▶ **PROBLEM DESCRIPTION**: Give back each entry unchanged, minus pictures.

▶ **DATASET ENTRIES**:
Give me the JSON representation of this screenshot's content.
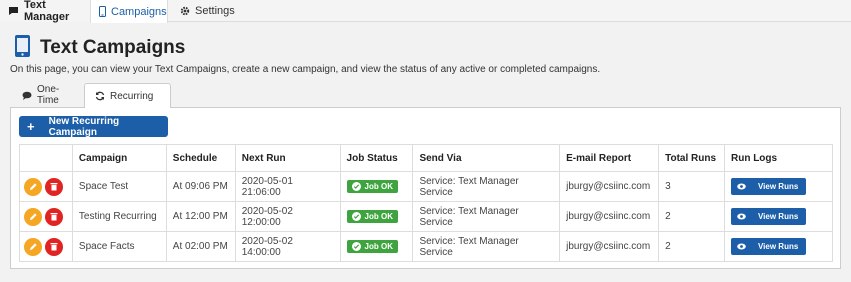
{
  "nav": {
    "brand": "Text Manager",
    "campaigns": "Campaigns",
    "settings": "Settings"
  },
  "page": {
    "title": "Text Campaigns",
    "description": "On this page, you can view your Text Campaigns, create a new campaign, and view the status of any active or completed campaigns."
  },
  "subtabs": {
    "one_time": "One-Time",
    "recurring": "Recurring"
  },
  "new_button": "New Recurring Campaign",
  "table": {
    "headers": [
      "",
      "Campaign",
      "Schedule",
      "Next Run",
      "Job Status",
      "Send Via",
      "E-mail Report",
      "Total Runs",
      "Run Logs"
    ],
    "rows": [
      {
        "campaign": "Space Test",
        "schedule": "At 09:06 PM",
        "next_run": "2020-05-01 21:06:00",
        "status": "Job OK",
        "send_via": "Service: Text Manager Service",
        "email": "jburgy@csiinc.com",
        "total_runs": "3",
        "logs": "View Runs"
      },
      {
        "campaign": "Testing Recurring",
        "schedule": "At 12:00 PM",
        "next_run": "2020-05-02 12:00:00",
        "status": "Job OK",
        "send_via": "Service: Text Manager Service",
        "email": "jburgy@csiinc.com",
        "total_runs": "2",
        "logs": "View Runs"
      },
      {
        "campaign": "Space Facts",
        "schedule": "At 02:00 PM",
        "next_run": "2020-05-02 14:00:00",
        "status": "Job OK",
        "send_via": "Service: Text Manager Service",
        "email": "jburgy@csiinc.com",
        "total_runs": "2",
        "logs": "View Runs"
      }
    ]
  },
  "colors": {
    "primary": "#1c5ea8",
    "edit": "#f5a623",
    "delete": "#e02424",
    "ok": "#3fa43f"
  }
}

▶ **OUTPUT FOR THIS TASK**:
Give me the JSON representation of this screenshot's content.
{
  "nav": {
    "brand": "Text Manager",
    "campaigns": "Campaigns",
    "settings": "Settings"
  },
  "page": {
    "title": "Text Campaigns",
    "description": "On this page, you can view your Text Campaigns, create a new campaign, and view the status of any active or completed campaigns."
  },
  "subtabs": {
    "one_time": "One-Time",
    "recurring": "Recurring"
  },
  "new_button": "New Recurring Campaign",
  "table": {
    "headers": [
      "",
      "Campaign",
      "Schedule",
      "Next Run",
      "Job Status",
      "Send Via",
      "E-mail Report",
      "Total Runs",
      "Run Logs"
    ],
    "rows": [
      {
        "campaign": "Space Test",
        "schedule": "At 09:06 PM",
        "next_run": "2020-05-01 21:06:00",
        "status": "Job OK",
        "send_via": "Service: Text Manager Service",
        "email": "jburgy@csiinc.com",
        "total_runs": "3",
        "logs": "View Runs"
      },
      {
        "campaign": "Testing Recurring",
        "schedule": "At 12:00 PM",
        "next_run": "2020-05-02 12:00:00",
        "status": "Job OK",
        "send_via": "Service: Text Manager Service",
        "email": "jburgy@csiinc.com",
        "total_runs": "2",
        "logs": "View Runs"
      },
      {
        "campaign": "Space Facts",
        "schedule": "At 02:00 PM",
        "next_run": "2020-05-02 14:00:00",
        "status": "Job OK",
        "send_via": "Service: Text Manager Service",
        "email": "jburgy@csiinc.com",
        "total_runs": "2",
        "logs": "View Runs"
      }
    ]
  },
  "colors": {
    "primary": "#1c5ea8",
    "edit": "#f5a623",
    "delete": "#e02424",
    "ok": "#3fa43f"
  }
}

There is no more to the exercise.